Stored items from a collection
————————

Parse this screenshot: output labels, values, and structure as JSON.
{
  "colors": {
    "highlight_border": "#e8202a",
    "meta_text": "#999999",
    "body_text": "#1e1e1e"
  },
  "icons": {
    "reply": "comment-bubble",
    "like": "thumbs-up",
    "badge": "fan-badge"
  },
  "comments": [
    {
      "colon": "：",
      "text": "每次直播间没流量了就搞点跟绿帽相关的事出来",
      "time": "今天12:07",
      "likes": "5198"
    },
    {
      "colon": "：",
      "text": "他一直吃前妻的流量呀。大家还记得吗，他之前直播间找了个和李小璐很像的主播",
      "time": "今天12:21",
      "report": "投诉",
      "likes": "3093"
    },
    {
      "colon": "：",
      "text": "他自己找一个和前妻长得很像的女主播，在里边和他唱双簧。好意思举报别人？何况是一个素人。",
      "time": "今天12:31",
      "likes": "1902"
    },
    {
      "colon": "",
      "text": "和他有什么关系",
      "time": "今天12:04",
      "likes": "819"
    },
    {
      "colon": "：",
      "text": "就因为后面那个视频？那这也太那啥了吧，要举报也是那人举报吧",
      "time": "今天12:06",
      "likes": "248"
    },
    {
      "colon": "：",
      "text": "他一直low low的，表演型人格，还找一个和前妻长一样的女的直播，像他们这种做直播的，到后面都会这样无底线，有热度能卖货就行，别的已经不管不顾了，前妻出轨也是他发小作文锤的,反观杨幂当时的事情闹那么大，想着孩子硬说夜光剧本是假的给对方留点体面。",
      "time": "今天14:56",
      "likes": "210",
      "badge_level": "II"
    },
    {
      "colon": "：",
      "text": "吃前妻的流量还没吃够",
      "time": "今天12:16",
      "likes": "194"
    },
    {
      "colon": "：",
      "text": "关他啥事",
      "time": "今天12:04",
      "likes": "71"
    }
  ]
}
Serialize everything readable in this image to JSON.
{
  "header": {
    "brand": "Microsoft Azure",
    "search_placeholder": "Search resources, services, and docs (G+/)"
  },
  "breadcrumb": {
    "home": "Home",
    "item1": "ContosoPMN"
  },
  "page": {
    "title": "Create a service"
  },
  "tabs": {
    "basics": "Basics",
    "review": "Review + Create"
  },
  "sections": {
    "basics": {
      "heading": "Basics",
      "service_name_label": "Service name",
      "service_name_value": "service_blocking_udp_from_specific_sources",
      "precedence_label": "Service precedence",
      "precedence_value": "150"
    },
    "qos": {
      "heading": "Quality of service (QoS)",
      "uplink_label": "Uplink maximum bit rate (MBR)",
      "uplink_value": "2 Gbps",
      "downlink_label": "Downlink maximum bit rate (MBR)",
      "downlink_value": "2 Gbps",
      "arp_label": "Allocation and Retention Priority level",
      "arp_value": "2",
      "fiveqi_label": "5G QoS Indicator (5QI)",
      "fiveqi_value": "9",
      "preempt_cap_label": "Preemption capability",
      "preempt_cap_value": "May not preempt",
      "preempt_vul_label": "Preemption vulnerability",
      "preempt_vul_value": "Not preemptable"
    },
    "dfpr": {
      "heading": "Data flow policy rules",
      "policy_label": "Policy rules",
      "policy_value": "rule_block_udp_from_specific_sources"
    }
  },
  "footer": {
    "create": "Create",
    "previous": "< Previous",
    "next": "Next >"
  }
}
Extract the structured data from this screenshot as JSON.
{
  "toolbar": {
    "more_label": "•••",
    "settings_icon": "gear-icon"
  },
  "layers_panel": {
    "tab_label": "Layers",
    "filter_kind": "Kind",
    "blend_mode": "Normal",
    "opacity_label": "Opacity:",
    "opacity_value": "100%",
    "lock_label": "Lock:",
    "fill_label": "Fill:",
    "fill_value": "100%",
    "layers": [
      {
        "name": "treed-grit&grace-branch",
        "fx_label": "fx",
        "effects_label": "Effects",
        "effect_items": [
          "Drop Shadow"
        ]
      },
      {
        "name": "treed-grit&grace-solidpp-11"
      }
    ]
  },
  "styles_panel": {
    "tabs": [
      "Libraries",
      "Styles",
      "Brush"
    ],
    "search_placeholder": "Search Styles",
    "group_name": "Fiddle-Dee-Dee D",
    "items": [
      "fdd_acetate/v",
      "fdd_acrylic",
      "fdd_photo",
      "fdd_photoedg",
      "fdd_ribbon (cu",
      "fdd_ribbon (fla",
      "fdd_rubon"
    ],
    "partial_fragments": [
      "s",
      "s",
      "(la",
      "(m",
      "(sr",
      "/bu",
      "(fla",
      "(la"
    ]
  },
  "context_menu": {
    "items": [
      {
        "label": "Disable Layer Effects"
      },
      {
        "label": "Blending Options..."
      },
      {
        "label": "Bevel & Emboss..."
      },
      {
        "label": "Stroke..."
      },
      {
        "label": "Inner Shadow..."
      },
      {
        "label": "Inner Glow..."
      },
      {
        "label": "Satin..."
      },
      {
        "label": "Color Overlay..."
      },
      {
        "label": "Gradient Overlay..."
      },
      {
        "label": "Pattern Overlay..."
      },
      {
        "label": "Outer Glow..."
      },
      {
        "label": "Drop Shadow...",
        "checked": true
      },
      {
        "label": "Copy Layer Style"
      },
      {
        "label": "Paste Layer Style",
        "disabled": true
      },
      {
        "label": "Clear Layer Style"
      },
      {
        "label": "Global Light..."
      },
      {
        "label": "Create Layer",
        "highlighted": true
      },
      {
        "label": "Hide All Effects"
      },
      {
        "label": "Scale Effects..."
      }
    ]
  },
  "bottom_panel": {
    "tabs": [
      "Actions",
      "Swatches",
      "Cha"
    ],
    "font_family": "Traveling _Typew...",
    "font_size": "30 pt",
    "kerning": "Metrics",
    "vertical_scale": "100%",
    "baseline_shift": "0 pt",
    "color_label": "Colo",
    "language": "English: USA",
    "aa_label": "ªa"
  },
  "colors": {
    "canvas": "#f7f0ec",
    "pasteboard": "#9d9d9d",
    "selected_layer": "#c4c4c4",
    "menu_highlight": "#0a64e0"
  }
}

————————

**Problem to solve**
Track down every line holding the string "rate" and copy it.

**The output**
      "uplink_label": "Uplink maximum bit rate (MBR)",
      "downlink_label": "Downlink maximum bit rate (MBR)",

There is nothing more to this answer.